# DO THIS
Omit every picture and output the rest of the records exactly as they are.

──────── DATA IN THIS EXERCISE ────────

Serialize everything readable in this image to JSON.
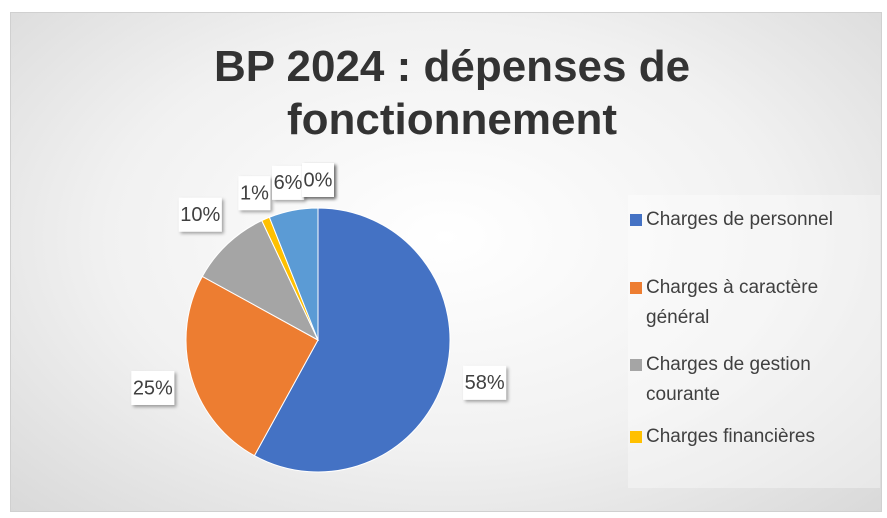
{
  "chart_data": {
    "type": "pie",
    "title": "BP 2024 : dépenses de fonctionnement",
    "categories": [
      "Charges de personnel",
      "Charges à caractère général",
      "Charges de gestion courante",
      "Charges financières",
      null,
      null,
      null
    ],
    "values": [
      58,
      25,
      10,
      1,
      6,
      0,
      0
    ],
    "value_labels": [
      "58%",
      "25%",
      "10%",
      "1%",
      "6%",
      "0%",
      "0%"
    ],
    "colors": [
      "#4472c4",
      "#ed7d31",
      "#a5a5a5",
      "#ffc000",
      "#5b9bd5",
      "#70ad47",
      "#264478"
    ],
    "legend": "right"
  }
}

────────

# WRITTEN ANSWER
Serialize everything readable in this image to JSON.
{
  "chart_data": {
    "type": "pie",
    "title": "BP 2024 : dépenses de fonctionnement",
    "categories": [
      "Charges de personnel",
      "Charges à caractère général",
      "Charges de gestion courante",
      "Charges financières",
      null,
      null,
      null
    ],
    "values": [
      58,
      25,
      10,
      1,
      6,
      0,
      0
    ],
    "value_labels": [
      "58%",
      "25%",
      "10%",
      "1%",
      "6%",
      "0%",
      "0%"
    ],
    "colors": [
      "#4472c4",
      "#ed7d31",
      "#a5a5a5",
      "#ffc000",
      "#5b9bd5",
      "#70ad47",
      "#264478"
    ],
    "legend": "right"
  }
}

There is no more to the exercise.